## Aim:
Search the records for "relative" and copy each line that holds it.
-- START Supplied data --
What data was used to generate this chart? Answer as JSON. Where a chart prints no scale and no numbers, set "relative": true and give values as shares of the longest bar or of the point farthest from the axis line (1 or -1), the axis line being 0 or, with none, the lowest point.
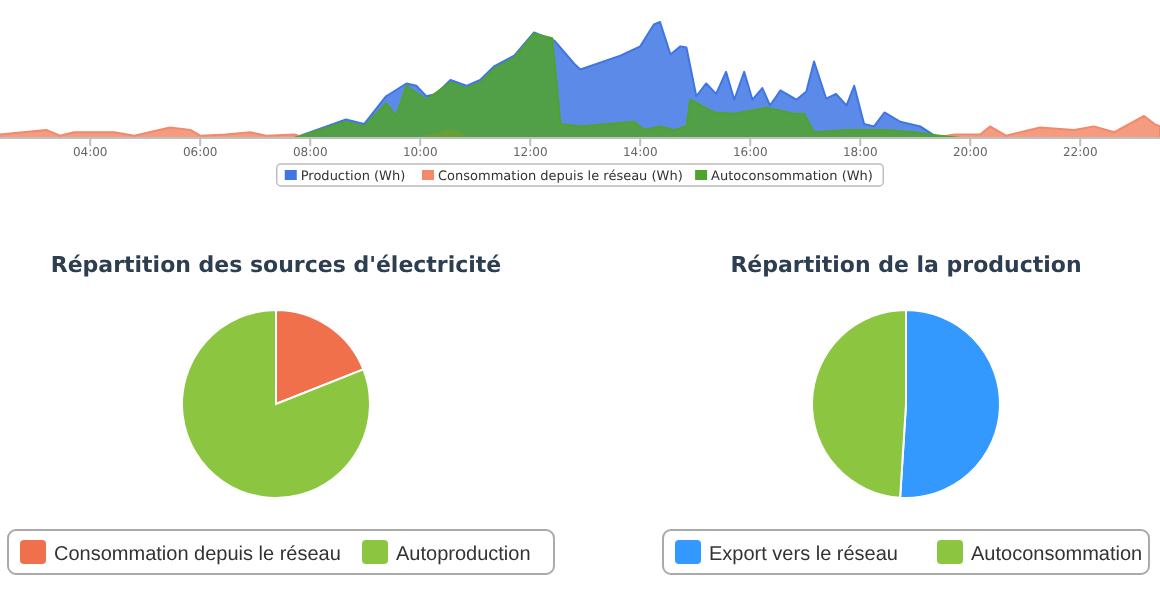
{
  "chart_data": [
    {
      "type": "area",
      "relative": true,
      "xlim": [
        2.36,
        23.45
      ],
      "xticks": [
        {
          "value": 4,
          "label": "04:00"
        },
        {
          "value": 6,
          "label": "06:00"
        },
        {
          "value": 8,
          "label": "08:00"
        },
        {
          "value": 10,
          "label": "10:00"
        },
        {
          "value": 12,
          "label": "12:00"
        },
        {
          "value": 14,
          "label": "14:00"
        },
        {
          "value": 16,
          "label": "16:00"
        },
        {
          "value": 18,
          "label": "18:00"
        },
        {
          "value": 20,
          "label": "20:00"
        },
        {
          "value": 22,
          "label": "22:00"
        }
      ],
      "legend": "bottom",
      "series": [
        {
          "name": "Production (Wh)",
          "color": "#3f76e4",
          "x": [
            2.36,
            7.71,
            8.65,
            8.98,
            9.38,
            9.75,
            9.93,
            10.11,
            10.29,
            10.55,
            10.84,
            11.09,
            11.35,
            11.71,
            12.07,
            12.44,
            12.8,
            12.91,
            13.64,
            14.0,
            14.25,
            14.36,
            14.55,
            14.73,
            14.84,
            15.02,
            15.2,
            15.38,
            15.56,
            15.71,
            15.89,
            16.04,
            16.22,
            16.36,
            16.55,
            16.84,
            17.02,
            17.16,
            17.38,
            17.56,
            17.75,
            17.89,
            18.07,
            18.25,
            18.44,
            18.73,
            19.09,
            19.35,
            19.45,
            23.45
          ],
          "values": [
            0,
            0,
            0.16,
            0.12,
            0.36,
            0.47,
            0.45,
            0.36,
            0.38,
            0.5,
            0.45,
            0.5,
            0.62,
            0.71,
            0.91,
            0.84,
            0.64,
            0.59,
            0.71,
            0.79,
            0.98,
            1,
            0.72,
            0.79,
            0.78,
            0.36,
            0.47,
            0.38,
            0.57,
            0.33,
            0.57,
            0.33,
            0.43,
            0.28,
            0.41,
            0.33,
            0.4,
            0.66,
            0.34,
            0.38,
            0.28,
            0.45,
            0.12,
            0.1,
            0.22,
            0.14,
            0.1,
            0.02,
            0,
            0
          ]
        },
        {
          "name": "Consommation depuis le réseau (Wh)",
          "color": "#f2896a",
          "x": [
            2.36,
            3.2,
            3.45,
            3.71,
            4.44,
            4.8,
            5.45,
            5.82,
            6.0,
            6.47,
            6.91,
            7.2,
            7.71,
            7.93,
            10.0,
            10.55,
            10.91,
            19.35,
            19.71,
            20.18,
            20.36,
            20.65,
            21.27,
            21.89,
            22.25,
            22.62,
            23.16,
            23.35,
            23.45
          ],
          "values": [
            0.03,
            0.07,
            0.02,
            0.05,
            0.05,
            0.02,
            0.09,
            0.07,
            0.02,
            0.03,
            0.05,
            0.02,
            0.03,
            0,
            0,
            0.07,
            0,
            0,
            0.03,
            0.03,
            0.1,
            0.02,
            0.09,
            0.07,
            0.1,
            0.05,
            0.19,
            0.12,
            0.1
          ]
        },
        {
          "name": "Autoconsommation (Wh)",
          "color": "#4fa32c",
          "x": [
            2.36,
            7.71,
            8.65,
            8.98,
            9.38,
            9.56,
            9.75,
            10.11,
            10.55,
            10.84,
            11.09,
            11.35,
            11.71,
            12.07,
            12.4,
            12.55,
            12.91,
            13.89,
            14.07,
            14.36,
            14.62,
            14.84,
            14.91,
            15.34,
            15.71,
            16.29,
            16.8,
            16.98,
            17.16,
            17.75,
            18.47,
            18.98,
            19.45,
            19.82,
            23.45
          ],
          "values": [
            0,
            0,
            0.14,
            0.1,
            0.3,
            0.19,
            0.45,
            0.33,
            0.48,
            0.43,
            0.48,
            0.6,
            0.69,
            0.9,
            0.86,
            0.12,
            0.1,
            0.14,
            0.07,
            0.1,
            0.07,
            0.1,
            0.33,
            0.22,
            0.21,
            0.26,
            0.21,
            0.21,
            0.05,
            0.07,
            0.07,
            0.05,
            0.02,
            0,
            0
          ]
        }
      ]
    },
    {
      "type": "pie",
      "title": "Répartition des sources d'électricité",
      "categories": [
        "Consommation depuis le réseau",
        "Autoproduction"
      ],
      "values": [
        19,
        81
      ],
      "colors": [
        "#f0704c",
        "#8cc540"
      ],
      "legend": "bottom"
    },
    {
      "type": "pie",
      "title": "Répartition de la production",
      "categories": [
        "Export vers le réseau",
        "Autoconsommation"
      ],
      "values": [
        51,
        49
      ],
      "colors": [
        "#3399ff",
        "#8cc540"
      ],
      "legend": "bottom"
    }
  ]
}
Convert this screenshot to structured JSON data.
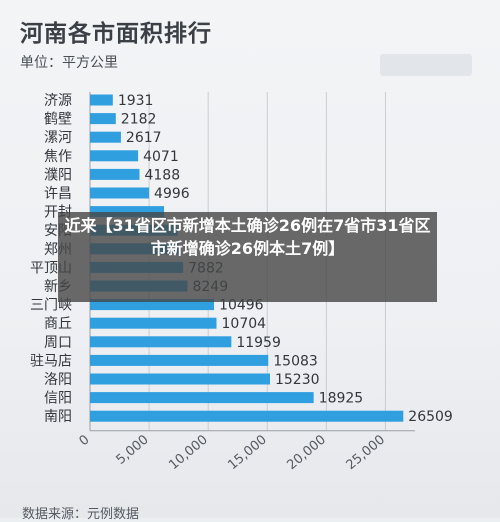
{
  "title": "河南各市面积排行",
  "unit_label": "单位：平方公里",
  "footer_text": "数据来源：元例数据",
  "overlay": {
    "headline": "近来【31省区市新增本土确诊26例在7省市31省区市新增确诊26例本土7例】"
  },
  "colors": {
    "bar": "#2f9fe0",
    "axis": "#9aa0a8",
    "grid": "#c9cdd3",
    "text": "#33373d"
  },
  "chart_data": {
    "type": "bar",
    "orientation": "horizontal",
    "categories": [
      "济源",
      "鹤壁",
      "漯河",
      "焦作",
      "濮阳",
      "许昌",
      "开封",
      "安阳",
      "郑州",
      "平顶山",
      "新乡",
      "三门峡",
      "商丘",
      "周口",
      "驻马店",
      "洛阳",
      "信阳",
      "南阳"
    ],
    "values": [
      1931,
      2182,
      2617,
      4071,
      4188,
      4996,
      6266,
      7413,
      7507,
      7882,
      8249,
      10496,
      10704,
      11959,
      15083,
      15230,
      18925,
      26509
    ],
    "value_labels": [
      "1931",
      "2182",
      "2617",
      "4071",
      "4188",
      "4996",
      "",
      "",
      "",
      "7882",
      "8249",
      "10496",
      "10704",
      "11959",
      "15083",
      "15230",
      "18925",
      "26509"
    ],
    "xticks": [
      "0",
      "5,000",
      "10,000",
      "15,000",
      "20,000",
      "25,000"
    ],
    "xtick_values": [
      0,
      5000,
      10000,
      15000,
      20000,
      25000
    ],
    "xlim": [
      0,
      27500
    ],
    "grid": true,
    "title": "河南各市面积排行",
    "ylabel": "",
    "xlabel": ""
  }
}
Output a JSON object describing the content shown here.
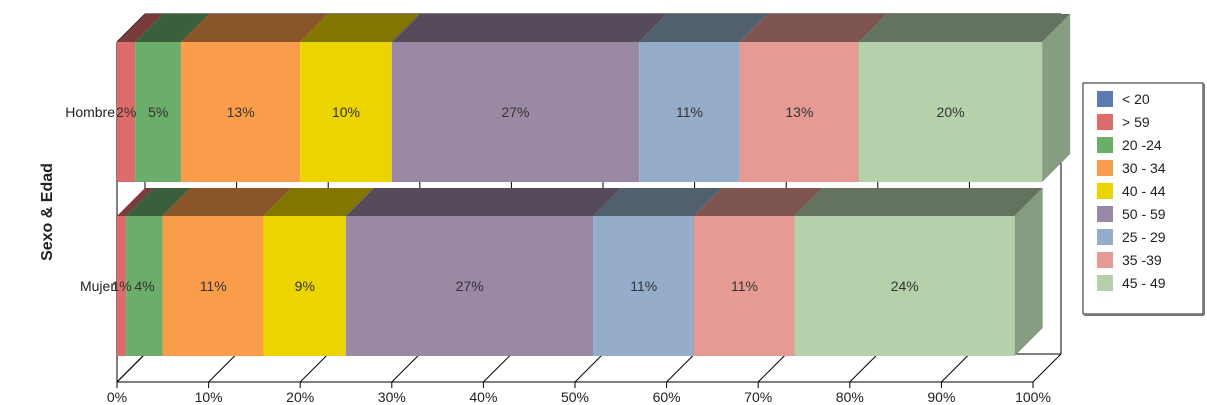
{
  "chart_data": {
    "type": "bar",
    "orientation": "horizontal",
    "stacked": "percent",
    "ylabel": "Sexo & Edad",
    "categories": [
      "Hombre",
      "Mujer"
    ],
    "x_ticks": [
      "0%",
      "10%",
      "20%",
      "30%",
      "40%",
      "50%",
      "60%",
      "70%",
      "80%",
      "90%",
      "100%"
    ],
    "xlim": [
      0,
      100
    ],
    "grid": true,
    "legend": "right",
    "series": [
      {
        "name": "< 20",
        "color": "#5b7bb0",
        "values": [
          0,
          0
        ],
        "labels": [
          "",
          ""
        ]
      },
      {
        "name": "> 59",
        "color": "#dc6b6b",
        "values": [
          2,
          1
        ],
        "labels": [
          "2%",
          "1%"
        ]
      },
      {
        "name": "20 -24",
        "color": "#6bad6b",
        "values": [
          5,
          4
        ],
        "labels": [
          "5%",
          "4%"
        ]
      },
      {
        "name": "30 - 34",
        "color": "#fa9d4a",
        "values": [
          13,
          11
        ],
        "labels": [
          "13%",
          "11%"
        ]
      },
      {
        "name": "40 - 44",
        "color": "#ecd400",
        "values": [
          10,
          9
        ],
        "labels": [
          "10%",
          "9%"
        ]
      },
      {
        "name": "50 - 59",
        "color": "#9a88a4",
        "values": [
          27,
          27
        ],
        "labels": [
          "27%",
          "27%"
        ]
      },
      {
        "name": "25 - 29",
        "color": "#95acca",
        "values": [
          11,
          11
        ],
        "labels": [
          "11%",
          "11%"
        ]
      },
      {
        "name": "35 -39",
        "color": "#e69a94",
        "values": [
          13,
          11
        ],
        "labels": [
          "13%",
          "11%"
        ]
      },
      {
        "name": "45 - 49",
        "color": "#b4d1ac",
        "values": [
          20,
          24
        ],
        "labels": [
          "20%",
          "24%"
        ]
      }
    ]
  }
}
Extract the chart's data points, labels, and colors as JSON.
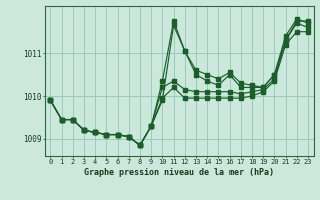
{
  "title": "Graphe pression niveau de la mer (hPa)",
  "bg_color": "#cce8dc",
  "grid_color": "#99ccbb",
  "line_color": "#1a5e2a",
  "xlim": [
    -0.5,
    23.5
  ],
  "ylim": [
    1008.6,
    1012.1
  ],
  "xticks": [
    0,
    1,
    2,
    3,
    4,
    5,
    6,
    7,
    8,
    9,
    10,
    11,
    12,
    13,
    14,
    15,
    16,
    17,
    18,
    19,
    20,
    21,
    22,
    23
  ],
  "yticks": [
    1009,
    1010,
    1011
  ],
  "series": [
    [
      1009.9,
      1009.45,
      1009.45,
      1009.2,
      1009.15,
      1009.1,
      1009.1,
      1009.05,
      1008.85,
      1009.3,
      1010.35,
      1011.75,
      1011.05,
      1010.6,
      1010.5,
      1010.4,
      1010.55,
      1010.3,
      1010.25,
      1010.2,
      1010.5,
      1011.4,
      1011.8,
      1011.7
    ],
    [
      1009.9,
      1009.45,
      1009.45,
      1009.2,
      1009.15,
      1009.1,
      1009.1,
      1009.05,
      1008.85,
      1009.3,
      1010.2,
      1010.35,
      1010.15,
      1010.1,
      1010.1,
      1010.1,
      1010.1,
      1010.05,
      1010.1,
      1010.15,
      1010.4,
      1011.3,
      1011.7,
      1011.6
    ],
    [
      1009.9,
      1009.45,
      1009.45,
      1009.2,
      1009.15,
      1009.1,
      1009.1,
      1009.05,
      1008.85,
      1009.3,
      1009.95,
      1010.2,
      1009.95,
      1009.95,
      1009.95,
      1009.95,
      1009.95,
      1009.95,
      1010.0,
      1010.1,
      1010.35,
      1011.2,
      1011.5,
      1011.5
    ],
    [
      1009.9,
      1009.45,
      1009.45,
      1009.2,
      1009.15,
      1009.1,
      1009.1,
      1009.05,
      1008.85,
      1009.3,
      1009.9,
      1011.65,
      1011.05,
      1010.5,
      1010.35,
      1010.25,
      1010.5,
      1010.2,
      1010.2,
      1010.2,
      1010.5,
      1011.3,
      1011.75,
      1011.75
    ]
  ]
}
-- END Supplied data --
## Response below:
What data was used to generate this chart? Answer as JSON. Where a chart prints no scale and no numbers, set "relative": true and give values as shares of the longest bar or of the point farthest from the axis line (1 or -1), the axis line being 0 or, with none, the lowest point.
      "relative": true,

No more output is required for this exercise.